Your instructions =>
Below is a block of records. Copy every line in it that contains the word "afin".

Records for processing =>
*****

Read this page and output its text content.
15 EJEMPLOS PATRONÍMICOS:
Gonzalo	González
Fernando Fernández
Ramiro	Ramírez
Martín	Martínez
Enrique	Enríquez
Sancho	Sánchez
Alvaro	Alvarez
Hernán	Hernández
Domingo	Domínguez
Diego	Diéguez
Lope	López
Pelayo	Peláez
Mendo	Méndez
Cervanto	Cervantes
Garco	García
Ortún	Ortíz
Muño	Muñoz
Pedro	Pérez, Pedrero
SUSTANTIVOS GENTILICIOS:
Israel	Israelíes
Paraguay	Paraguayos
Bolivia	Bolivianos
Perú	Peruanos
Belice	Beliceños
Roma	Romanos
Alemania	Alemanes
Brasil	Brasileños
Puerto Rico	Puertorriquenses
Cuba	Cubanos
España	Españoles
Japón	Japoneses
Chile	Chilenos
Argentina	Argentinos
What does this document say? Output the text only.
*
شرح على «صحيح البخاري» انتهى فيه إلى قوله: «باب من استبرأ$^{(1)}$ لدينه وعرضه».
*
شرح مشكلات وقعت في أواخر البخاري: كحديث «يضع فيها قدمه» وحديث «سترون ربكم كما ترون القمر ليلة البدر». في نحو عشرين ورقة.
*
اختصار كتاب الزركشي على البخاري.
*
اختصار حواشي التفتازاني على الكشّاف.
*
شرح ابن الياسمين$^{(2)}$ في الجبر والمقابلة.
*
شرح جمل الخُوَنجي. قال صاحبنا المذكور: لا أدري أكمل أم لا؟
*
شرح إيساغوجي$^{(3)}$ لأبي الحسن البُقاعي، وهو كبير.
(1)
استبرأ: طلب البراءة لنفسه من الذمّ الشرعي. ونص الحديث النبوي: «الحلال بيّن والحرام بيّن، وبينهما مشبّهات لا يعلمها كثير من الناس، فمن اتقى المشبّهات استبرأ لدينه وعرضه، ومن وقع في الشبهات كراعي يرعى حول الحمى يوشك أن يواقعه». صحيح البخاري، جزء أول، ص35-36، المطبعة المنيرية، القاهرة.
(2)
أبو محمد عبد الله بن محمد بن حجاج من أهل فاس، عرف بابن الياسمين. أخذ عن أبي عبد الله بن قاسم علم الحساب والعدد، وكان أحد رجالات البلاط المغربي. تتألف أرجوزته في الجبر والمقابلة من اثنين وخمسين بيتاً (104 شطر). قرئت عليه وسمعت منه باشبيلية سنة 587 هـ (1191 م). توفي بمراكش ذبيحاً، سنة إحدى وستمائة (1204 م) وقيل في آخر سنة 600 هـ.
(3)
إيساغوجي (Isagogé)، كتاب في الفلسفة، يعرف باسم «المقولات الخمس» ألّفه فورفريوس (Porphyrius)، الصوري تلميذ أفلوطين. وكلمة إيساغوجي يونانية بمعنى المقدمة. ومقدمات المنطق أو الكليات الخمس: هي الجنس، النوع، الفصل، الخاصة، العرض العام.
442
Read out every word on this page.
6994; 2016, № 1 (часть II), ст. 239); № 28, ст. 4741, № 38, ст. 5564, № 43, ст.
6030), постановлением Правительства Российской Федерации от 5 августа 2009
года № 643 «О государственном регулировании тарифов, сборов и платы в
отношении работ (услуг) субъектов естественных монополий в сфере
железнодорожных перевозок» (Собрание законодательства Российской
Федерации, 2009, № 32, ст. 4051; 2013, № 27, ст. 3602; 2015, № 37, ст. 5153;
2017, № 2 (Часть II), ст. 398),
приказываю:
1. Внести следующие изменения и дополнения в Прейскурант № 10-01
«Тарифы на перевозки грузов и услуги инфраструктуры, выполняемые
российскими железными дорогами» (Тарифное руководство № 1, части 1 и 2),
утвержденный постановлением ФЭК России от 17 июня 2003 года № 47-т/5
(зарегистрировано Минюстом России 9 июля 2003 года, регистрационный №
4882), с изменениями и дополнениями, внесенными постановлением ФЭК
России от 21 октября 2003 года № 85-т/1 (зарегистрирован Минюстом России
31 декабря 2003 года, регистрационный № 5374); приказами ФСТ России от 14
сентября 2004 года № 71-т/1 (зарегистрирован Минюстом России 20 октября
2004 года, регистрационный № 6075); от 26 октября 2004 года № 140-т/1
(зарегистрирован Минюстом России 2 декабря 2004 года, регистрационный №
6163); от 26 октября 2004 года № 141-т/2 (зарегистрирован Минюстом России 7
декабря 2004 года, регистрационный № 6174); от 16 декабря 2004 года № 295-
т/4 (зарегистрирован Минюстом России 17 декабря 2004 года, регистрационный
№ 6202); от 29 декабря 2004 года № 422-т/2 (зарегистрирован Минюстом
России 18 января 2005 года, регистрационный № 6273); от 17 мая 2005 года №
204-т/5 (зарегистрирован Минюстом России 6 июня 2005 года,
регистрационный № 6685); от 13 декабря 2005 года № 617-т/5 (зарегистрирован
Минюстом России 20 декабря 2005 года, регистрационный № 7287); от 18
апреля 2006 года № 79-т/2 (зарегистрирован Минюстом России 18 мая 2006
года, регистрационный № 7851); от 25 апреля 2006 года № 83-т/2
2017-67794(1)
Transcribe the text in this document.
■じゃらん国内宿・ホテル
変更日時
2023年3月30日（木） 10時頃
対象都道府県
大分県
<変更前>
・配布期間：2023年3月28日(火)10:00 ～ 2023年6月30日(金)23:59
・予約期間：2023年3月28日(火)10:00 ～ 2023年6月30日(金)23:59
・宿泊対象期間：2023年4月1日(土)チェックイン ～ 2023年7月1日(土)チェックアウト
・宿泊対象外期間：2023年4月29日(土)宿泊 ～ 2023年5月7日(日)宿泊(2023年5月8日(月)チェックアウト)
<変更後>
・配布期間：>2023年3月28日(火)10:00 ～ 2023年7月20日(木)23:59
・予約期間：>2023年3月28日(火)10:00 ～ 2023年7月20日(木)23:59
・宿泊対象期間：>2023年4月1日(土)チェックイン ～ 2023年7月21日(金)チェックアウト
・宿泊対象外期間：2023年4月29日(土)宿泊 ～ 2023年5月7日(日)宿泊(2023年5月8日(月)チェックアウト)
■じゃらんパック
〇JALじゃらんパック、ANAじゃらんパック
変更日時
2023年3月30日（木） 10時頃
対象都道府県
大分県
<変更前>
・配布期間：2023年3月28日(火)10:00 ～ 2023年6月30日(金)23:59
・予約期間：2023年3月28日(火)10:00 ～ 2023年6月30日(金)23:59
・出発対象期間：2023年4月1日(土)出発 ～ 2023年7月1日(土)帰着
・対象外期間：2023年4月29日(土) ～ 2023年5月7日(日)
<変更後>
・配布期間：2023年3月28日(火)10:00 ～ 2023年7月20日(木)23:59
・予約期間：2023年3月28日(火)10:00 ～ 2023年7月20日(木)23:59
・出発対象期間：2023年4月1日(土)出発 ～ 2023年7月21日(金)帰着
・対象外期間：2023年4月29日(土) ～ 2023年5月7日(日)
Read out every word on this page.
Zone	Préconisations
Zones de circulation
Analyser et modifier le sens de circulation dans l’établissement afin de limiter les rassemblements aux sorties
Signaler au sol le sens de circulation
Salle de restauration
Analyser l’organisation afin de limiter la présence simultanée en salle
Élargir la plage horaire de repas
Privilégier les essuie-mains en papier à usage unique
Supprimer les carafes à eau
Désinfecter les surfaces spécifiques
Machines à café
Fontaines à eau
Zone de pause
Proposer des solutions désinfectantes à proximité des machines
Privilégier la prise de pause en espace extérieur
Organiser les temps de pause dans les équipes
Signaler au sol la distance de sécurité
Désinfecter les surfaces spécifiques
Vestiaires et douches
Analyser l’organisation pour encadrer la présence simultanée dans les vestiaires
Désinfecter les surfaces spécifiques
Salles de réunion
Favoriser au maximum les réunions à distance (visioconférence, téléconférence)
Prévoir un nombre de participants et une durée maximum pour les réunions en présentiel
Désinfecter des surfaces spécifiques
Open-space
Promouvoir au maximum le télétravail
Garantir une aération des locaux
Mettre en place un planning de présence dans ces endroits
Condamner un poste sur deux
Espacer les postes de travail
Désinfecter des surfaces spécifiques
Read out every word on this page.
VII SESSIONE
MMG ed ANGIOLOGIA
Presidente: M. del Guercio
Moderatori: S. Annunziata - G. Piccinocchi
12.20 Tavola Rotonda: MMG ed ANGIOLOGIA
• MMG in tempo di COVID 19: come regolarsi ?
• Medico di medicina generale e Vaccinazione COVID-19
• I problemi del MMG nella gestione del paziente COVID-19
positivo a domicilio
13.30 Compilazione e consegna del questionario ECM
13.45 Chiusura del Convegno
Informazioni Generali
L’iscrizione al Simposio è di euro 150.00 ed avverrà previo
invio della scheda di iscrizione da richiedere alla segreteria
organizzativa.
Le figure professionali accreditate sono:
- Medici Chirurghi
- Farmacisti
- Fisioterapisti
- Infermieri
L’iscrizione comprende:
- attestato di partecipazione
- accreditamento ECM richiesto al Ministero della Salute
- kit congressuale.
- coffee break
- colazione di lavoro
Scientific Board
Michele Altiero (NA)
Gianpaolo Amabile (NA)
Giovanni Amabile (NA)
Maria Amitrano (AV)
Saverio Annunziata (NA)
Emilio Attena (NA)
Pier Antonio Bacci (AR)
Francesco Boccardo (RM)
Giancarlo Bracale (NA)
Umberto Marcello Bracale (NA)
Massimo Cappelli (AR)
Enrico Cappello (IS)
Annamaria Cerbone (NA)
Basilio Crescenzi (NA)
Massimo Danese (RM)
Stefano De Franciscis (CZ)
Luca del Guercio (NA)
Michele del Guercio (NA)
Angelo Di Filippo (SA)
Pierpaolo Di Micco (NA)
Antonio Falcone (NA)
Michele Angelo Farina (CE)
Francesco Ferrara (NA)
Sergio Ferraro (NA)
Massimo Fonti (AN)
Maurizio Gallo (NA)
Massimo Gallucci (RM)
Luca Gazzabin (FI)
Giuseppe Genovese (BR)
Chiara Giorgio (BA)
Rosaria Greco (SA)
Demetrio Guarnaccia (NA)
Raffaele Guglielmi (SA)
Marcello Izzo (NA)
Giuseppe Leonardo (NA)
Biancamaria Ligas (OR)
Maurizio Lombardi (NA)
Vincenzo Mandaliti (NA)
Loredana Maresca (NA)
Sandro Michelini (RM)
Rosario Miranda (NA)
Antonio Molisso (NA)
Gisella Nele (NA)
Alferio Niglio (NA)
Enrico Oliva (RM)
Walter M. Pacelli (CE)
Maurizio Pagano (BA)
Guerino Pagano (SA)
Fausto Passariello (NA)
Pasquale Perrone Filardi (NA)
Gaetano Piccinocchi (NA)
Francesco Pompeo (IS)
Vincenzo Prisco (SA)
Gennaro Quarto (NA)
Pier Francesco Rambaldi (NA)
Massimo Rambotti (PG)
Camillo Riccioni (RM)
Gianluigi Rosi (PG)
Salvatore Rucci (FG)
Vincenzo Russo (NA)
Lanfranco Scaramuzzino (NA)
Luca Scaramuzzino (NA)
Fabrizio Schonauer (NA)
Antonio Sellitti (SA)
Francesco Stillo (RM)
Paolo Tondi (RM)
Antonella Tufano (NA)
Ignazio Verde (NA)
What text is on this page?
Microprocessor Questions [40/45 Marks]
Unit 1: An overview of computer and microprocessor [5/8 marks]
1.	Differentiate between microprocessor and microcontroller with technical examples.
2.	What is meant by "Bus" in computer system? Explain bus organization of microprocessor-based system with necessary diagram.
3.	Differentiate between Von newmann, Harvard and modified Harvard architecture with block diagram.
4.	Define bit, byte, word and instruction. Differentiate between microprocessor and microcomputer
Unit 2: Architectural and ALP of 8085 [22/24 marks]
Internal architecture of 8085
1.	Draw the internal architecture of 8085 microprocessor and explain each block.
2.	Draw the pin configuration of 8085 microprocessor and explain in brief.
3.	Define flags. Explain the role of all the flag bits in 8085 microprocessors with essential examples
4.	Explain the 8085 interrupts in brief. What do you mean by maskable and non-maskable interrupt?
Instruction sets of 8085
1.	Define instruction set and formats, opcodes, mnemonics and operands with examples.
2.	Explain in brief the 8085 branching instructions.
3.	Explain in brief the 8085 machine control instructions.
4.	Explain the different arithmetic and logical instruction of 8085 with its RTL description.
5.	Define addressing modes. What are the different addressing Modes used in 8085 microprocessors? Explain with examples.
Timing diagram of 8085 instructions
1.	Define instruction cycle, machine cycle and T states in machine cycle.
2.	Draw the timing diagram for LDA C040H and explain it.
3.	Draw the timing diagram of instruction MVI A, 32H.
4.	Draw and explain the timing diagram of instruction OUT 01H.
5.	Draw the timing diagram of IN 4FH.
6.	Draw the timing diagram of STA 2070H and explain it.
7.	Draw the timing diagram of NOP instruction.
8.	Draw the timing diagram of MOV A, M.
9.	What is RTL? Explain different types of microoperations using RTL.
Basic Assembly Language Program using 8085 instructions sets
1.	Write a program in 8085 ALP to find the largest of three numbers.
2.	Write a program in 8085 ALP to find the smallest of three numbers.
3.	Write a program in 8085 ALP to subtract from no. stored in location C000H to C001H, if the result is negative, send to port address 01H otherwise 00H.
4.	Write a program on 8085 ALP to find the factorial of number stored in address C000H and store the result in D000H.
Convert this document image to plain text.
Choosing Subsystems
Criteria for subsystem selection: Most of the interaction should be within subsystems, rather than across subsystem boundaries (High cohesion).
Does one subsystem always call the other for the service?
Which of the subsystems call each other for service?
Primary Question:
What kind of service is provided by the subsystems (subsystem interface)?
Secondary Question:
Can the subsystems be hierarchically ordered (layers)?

*****

Response =>
Analyser et modifier le sens de circulation dans l’établissement afin de limiter les rassemblements aux sorties
Analyser l’organisation afin de limiter la présence simultanée en salle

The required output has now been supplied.